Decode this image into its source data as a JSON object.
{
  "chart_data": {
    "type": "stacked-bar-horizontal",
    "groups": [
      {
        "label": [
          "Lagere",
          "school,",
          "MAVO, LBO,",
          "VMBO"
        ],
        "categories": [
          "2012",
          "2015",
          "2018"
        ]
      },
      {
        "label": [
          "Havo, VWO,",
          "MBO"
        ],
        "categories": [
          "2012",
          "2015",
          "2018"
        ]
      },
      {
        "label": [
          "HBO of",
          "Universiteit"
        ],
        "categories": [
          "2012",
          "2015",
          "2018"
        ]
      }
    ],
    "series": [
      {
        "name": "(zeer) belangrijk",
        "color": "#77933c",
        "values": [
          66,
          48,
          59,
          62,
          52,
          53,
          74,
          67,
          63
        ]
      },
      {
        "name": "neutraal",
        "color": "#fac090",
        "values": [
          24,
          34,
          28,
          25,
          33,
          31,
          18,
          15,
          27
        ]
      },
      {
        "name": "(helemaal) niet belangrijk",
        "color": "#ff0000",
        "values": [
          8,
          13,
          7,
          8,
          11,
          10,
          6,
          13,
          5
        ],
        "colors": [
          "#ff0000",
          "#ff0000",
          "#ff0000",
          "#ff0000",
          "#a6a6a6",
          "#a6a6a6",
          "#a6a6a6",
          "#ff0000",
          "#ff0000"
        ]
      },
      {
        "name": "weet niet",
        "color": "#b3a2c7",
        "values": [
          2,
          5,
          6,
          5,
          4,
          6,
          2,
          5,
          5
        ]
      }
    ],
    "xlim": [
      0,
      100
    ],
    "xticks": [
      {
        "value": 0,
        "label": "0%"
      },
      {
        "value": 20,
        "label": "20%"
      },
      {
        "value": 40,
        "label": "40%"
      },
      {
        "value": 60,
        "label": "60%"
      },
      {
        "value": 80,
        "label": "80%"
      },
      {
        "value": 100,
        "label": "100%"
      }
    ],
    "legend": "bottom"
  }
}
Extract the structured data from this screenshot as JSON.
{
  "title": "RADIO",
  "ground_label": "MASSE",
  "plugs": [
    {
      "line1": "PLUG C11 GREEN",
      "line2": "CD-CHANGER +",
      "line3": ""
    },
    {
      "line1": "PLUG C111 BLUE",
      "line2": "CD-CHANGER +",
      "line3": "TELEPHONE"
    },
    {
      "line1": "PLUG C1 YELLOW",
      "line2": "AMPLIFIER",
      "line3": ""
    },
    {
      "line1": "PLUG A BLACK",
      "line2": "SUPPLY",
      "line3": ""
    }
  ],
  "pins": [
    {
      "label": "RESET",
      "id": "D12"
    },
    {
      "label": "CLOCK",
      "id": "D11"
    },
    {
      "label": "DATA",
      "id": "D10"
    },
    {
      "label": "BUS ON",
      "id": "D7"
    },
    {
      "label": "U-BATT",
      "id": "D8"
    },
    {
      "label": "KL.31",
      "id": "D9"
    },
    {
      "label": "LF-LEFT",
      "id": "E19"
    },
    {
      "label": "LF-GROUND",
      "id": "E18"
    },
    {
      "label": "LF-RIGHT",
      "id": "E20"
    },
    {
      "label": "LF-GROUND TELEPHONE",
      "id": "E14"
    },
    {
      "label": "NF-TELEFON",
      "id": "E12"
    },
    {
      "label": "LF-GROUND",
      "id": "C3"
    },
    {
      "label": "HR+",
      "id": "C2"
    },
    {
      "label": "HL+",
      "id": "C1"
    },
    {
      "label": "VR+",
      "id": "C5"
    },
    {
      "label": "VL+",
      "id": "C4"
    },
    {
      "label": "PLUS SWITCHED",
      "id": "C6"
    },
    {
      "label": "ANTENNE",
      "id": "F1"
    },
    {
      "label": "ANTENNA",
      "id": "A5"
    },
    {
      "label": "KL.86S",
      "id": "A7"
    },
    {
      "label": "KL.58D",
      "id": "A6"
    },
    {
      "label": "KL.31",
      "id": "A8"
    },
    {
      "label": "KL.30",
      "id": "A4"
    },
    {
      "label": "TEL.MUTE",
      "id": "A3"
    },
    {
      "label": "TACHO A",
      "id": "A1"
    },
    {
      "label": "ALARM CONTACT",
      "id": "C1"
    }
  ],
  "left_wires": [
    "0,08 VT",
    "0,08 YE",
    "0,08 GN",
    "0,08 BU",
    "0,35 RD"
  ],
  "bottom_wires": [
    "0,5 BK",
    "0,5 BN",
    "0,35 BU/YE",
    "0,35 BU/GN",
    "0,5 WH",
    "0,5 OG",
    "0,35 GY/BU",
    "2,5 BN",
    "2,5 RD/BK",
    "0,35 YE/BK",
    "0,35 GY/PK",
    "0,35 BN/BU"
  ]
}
────────────────────────────────────────
Select every line in the material above where the string "JSON" occurs, and copy it.

Decode this image into its source data as a JSON object.
Extract the structured data from this screenshot as JSON.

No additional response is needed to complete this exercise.